> _Objective_
Copy each line of the entries beneath that contains the word "this".

> _Records supplied_
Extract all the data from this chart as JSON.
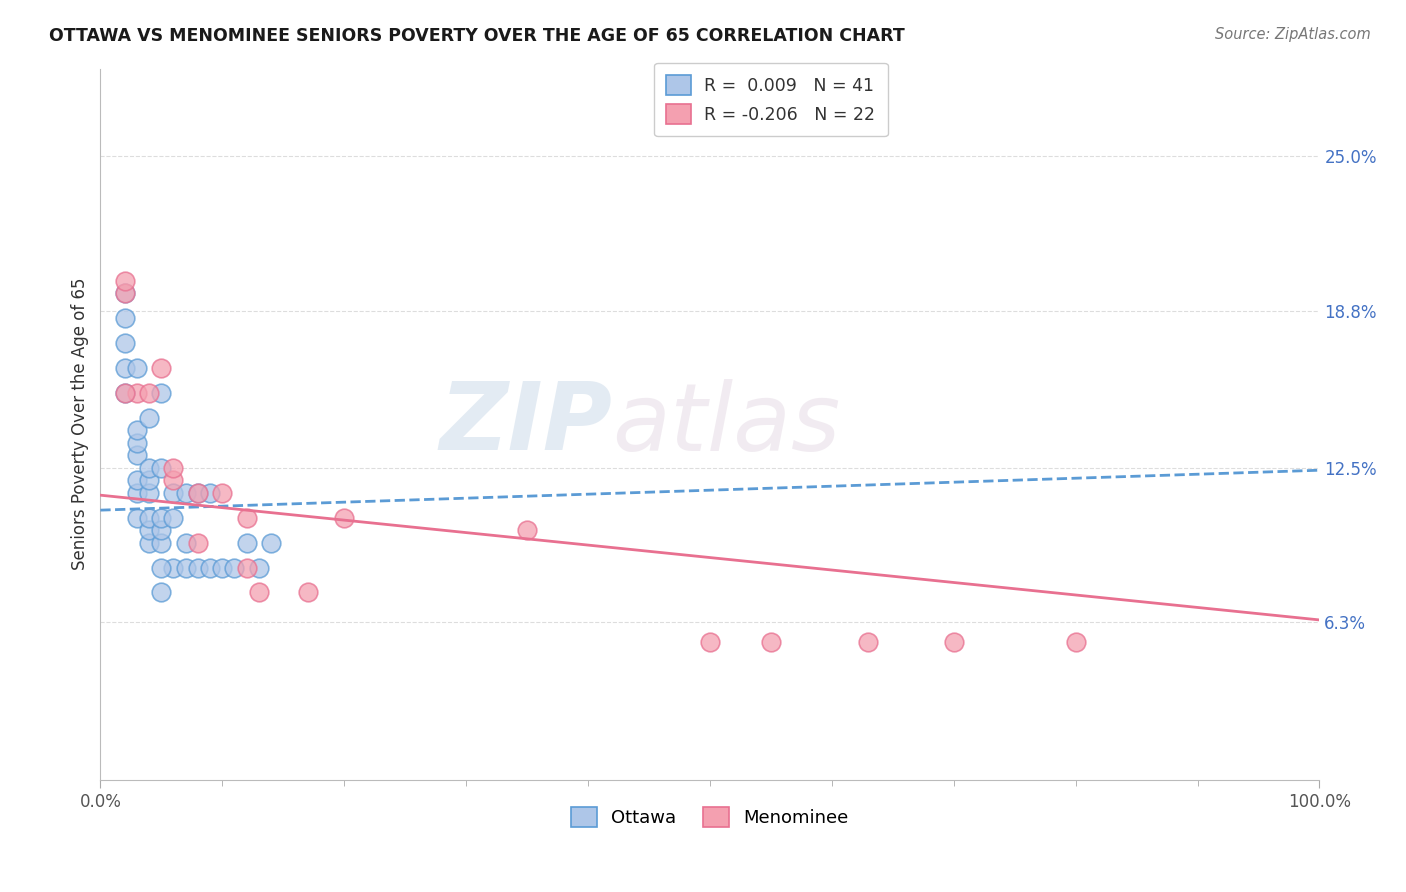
{
  "title": "OTTAWA VS MENOMINEE SENIORS POVERTY OVER THE AGE OF 65 CORRELATION CHART",
  "source": "Source: ZipAtlas.com",
  "ylabel": "Seniors Poverty Over the Age of 65",
  "xlim": [
    0,
    1.0
  ],
  "ylim": [
    0.0,
    0.285
  ],
  "yticks": [
    0.063,
    0.125,
    0.188,
    0.25
  ],
  "ytick_labels": [
    "6.3%",
    "12.5%",
    "18.8%",
    "25.0%"
  ],
  "xticks": [
    0.0,
    1.0
  ],
  "xtick_labels": [
    "0.0%",
    "100.0%"
  ],
  "ottawa_R": 0.009,
  "ottawa_N": 41,
  "menominee_R": -0.206,
  "menominee_N": 22,
  "ottawa_color": "#aec6e8",
  "menominee_color": "#f4a0b0",
  "trend_ottawa_color": "#5b9bd5",
  "trend_menominee_color": "#e87090",
  "watermark_zip": "ZIP",
  "watermark_atlas": "atlas",
  "background_color": "#ffffff",
  "grid_color": "#dddddd",
  "ottawa_x": [
    0.02,
    0.02,
    0.02,
    0.03,
    0.03,
    0.03,
    0.03,
    0.03,
    0.03,
    0.04,
    0.04,
    0.04,
    0.04,
    0.04,
    0.04,
    0.05,
    0.05,
    0.05,
    0.05,
    0.05,
    0.06,
    0.06,
    0.06,
    0.07,
    0.07,
    0.07,
    0.08,
    0.08,
    0.09,
    0.09,
    0.1,
    0.11,
    0.12,
    0.13,
    0.14,
    0.02,
    0.02,
    0.03,
    0.04,
    0.05,
    0.05
  ],
  "ottawa_y": [
    0.155,
    0.165,
    0.175,
    0.105,
    0.115,
    0.12,
    0.13,
    0.135,
    0.14,
    0.095,
    0.1,
    0.105,
    0.115,
    0.12,
    0.125,
    0.095,
    0.1,
    0.105,
    0.125,
    0.155,
    0.085,
    0.105,
    0.115,
    0.085,
    0.095,
    0.115,
    0.085,
    0.115,
    0.085,
    0.115,
    0.085,
    0.085,
    0.095,
    0.085,
    0.095,
    0.185,
    0.195,
    0.165,
    0.145,
    0.075,
    0.085
  ],
  "menominee_x": [
    0.02,
    0.02,
    0.03,
    0.04,
    0.05,
    0.06,
    0.06,
    0.08,
    0.1,
    0.12,
    0.13,
    0.17,
    0.2,
    0.35,
    0.5,
    0.55,
    0.63,
    0.7,
    0.8,
    0.02,
    0.08,
    0.12
  ],
  "menominee_y": [
    0.195,
    0.2,
    0.155,
    0.155,
    0.165,
    0.12,
    0.125,
    0.115,
    0.115,
    0.105,
    0.075,
    0.075,
    0.105,
    0.1,
    0.055,
    0.055,
    0.055,
    0.055,
    0.055,
    0.155,
    0.095,
    0.085
  ],
  "trend_ottawa_intercept": 0.108,
  "trend_ottawa_slope": 0.016,
  "trend_menominee_intercept": 0.114,
  "trend_menominee_slope": -0.05
}
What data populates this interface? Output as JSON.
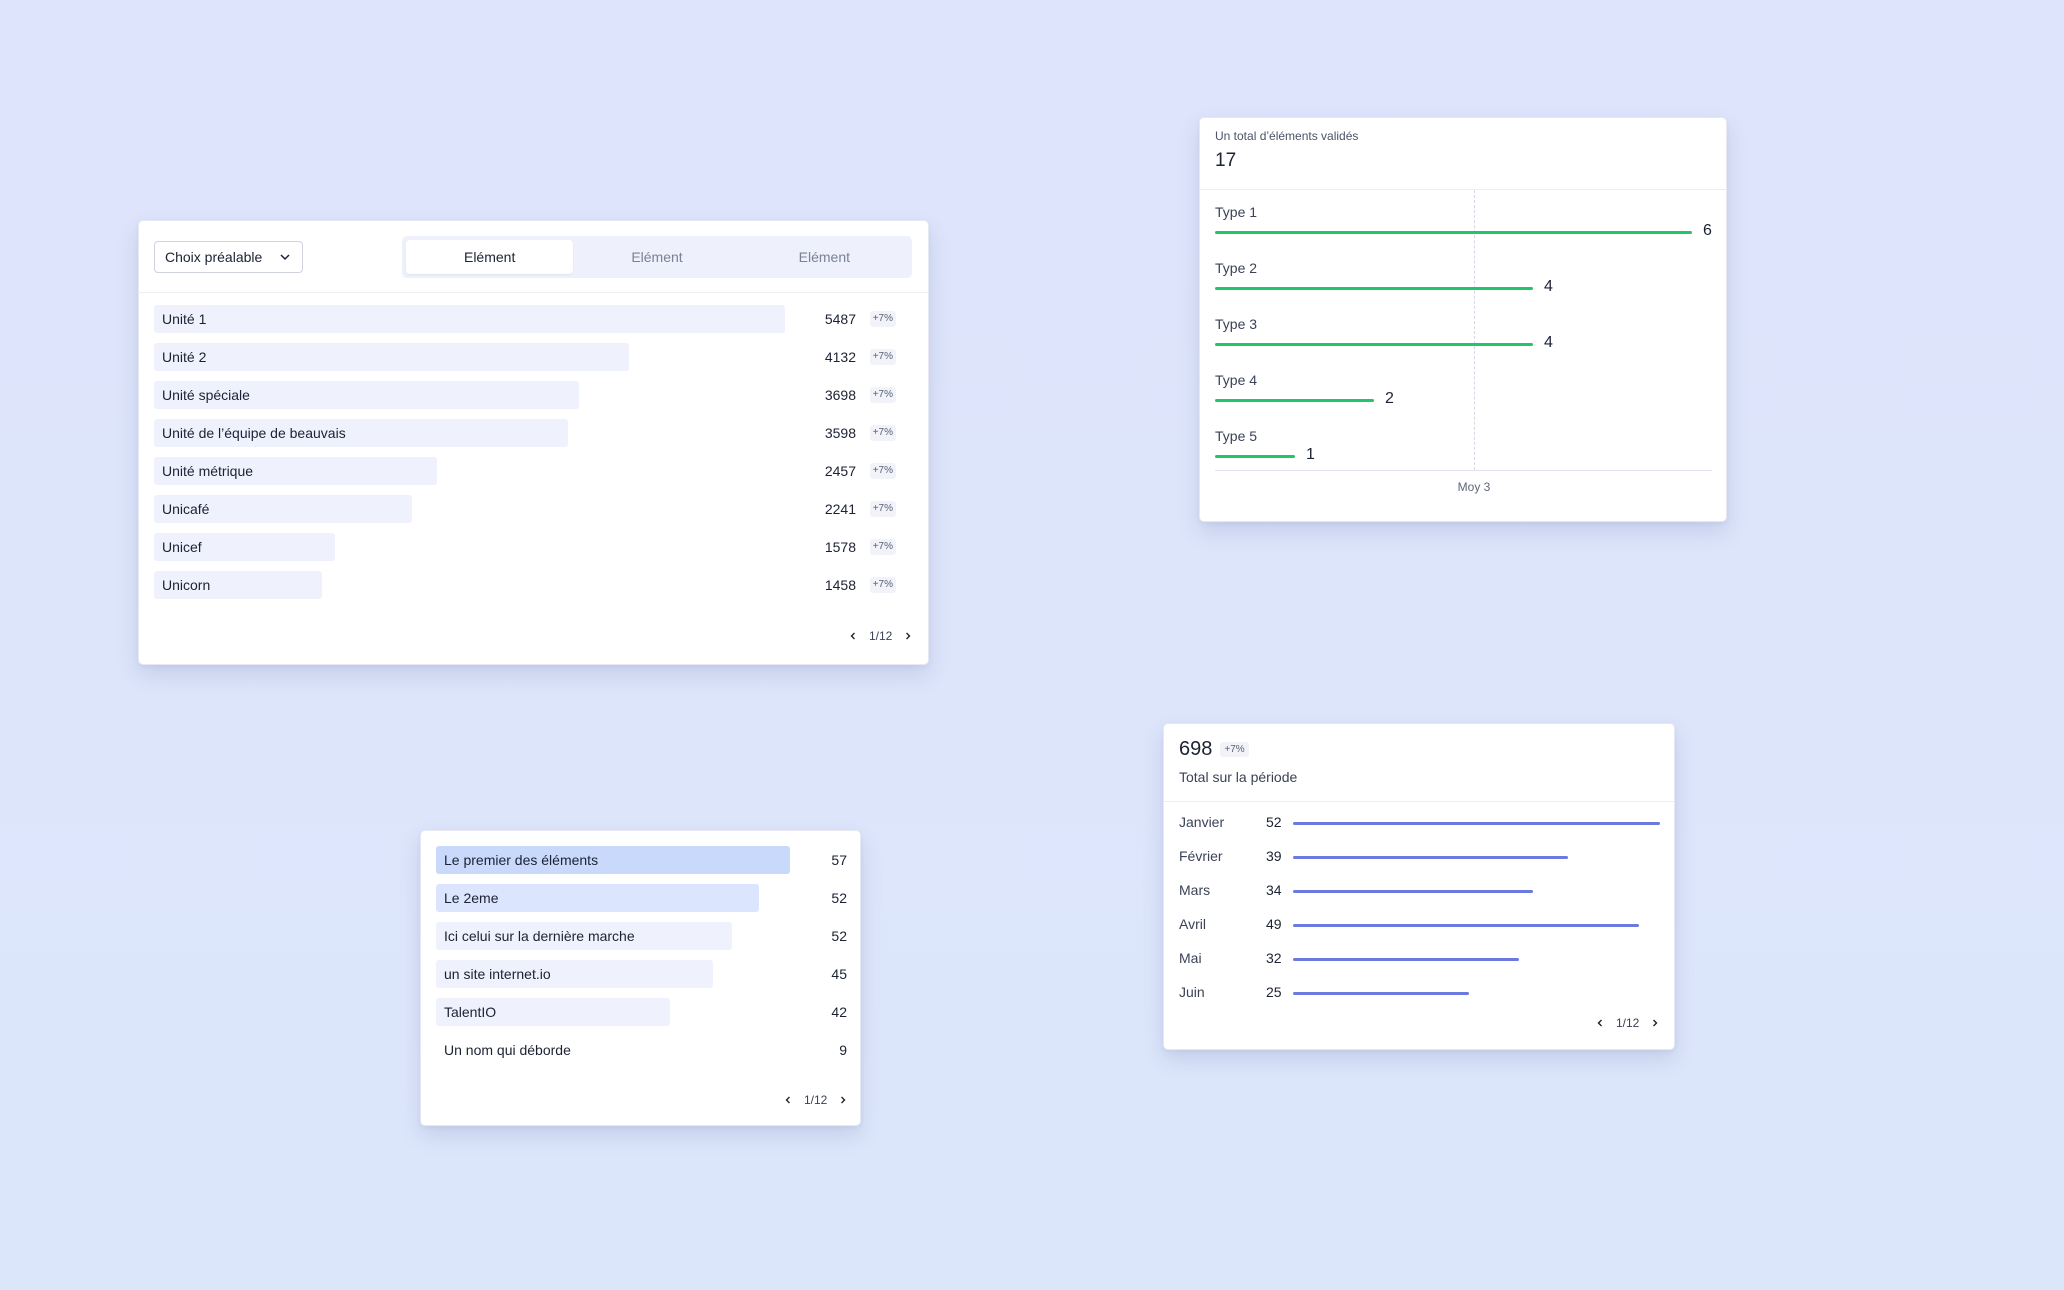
{
  "card1": {
    "select_label": "Choix préalable",
    "tabs": [
      {
        "label": "Elément",
        "active": true
      },
      {
        "label": "Elément",
        "active": false
      },
      {
        "label": "Elément",
        "active": false
      }
    ],
    "rows": [
      {
        "label": "Unité 1",
        "value": "5487",
        "delta": "+7%"
      },
      {
        "label": "Unité 2",
        "value": "4132",
        "delta": "+7%"
      },
      {
        "label": "Unité spéciale",
        "value": "3698",
        "delta": "+7%"
      },
      {
        "label": "Unité de l’équipe de beauvais",
        "value": "3598",
        "delta": "+7%"
      },
      {
        "label": "Unité métrique",
        "value": "2457",
        "delta": "+7%"
      },
      {
        "label": "Unicafé",
        "value": "2241",
        "delta": "+7%"
      },
      {
        "label": "Unicef",
        "value": "1578",
        "delta": "+7%"
      },
      {
        "label": "Unicorn",
        "value": "1458",
        "delta": "+7%"
      }
    ],
    "bar_color": "#eff1fd",
    "pager": "1/12"
  },
  "card2": {
    "subtitle": "Un total d’éléments validés",
    "total": "17",
    "line_color": "#22c56a",
    "reference_label": "Moy 3",
    "reference_value": 3,
    "max_value": 6,
    "rows": [
      {
        "label": "Type 1",
        "value": 6
      },
      {
        "label": "Type 2",
        "value": 4
      },
      {
        "label": "Type 3",
        "value": 4
      },
      {
        "label": "Type 4",
        "value": 2
      },
      {
        "label": "Type 5",
        "value": 1
      }
    ]
  },
  "card3": {
    "rows": [
      {
        "label": "Le premier des éléments",
        "value": "57",
        "highlight": "strong"
      },
      {
        "label": "Le 2eme",
        "value": "52",
        "highlight": "medium"
      },
      {
        "label": "Ici celui sur la dernière marche",
        "value": "52",
        "highlight": "none"
      },
      {
        "label": "un site internet.io",
        "value": "45",
        "highlight": "none"
      },
      {
        "label": "TalentIO",
        "value": "42",
        "highlight": "none"
      },
      {
        "label": "Un nom qui déborde",
        "value": "9",
        "highlight": "none"
      }
    ],
    "bar_colors": {
      "strong": "#c9d9fb",
      "medium": "#dbe5fd",
      "none": "#eff1fd"
    },
    "pager": "1/12"
  },
  "card4": {
    "total": "698",
    "delta": "+7%",
    "subtitle": "Total sur la période",
    "line_color": "#6c7ae0",
    "months": [
      {
        "label": "Janvier",
        "value": 52
      },
      {
        "label": "Février",
        "value": 39
      },
      {
        "label": "Mars",
        "value": 34
      },
      {
        "label": "Avril",
        "value": 49
      },
      {
        "label": "Mai",
        "value": 32
      },
      {
        "label": "Juin",
        "value": 25
      }
    ],
    "pager": "1/12"
  }
}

> _Worked answer_
Extract all the data from this chart as JSON.
What data populates this interface? Output as JSON.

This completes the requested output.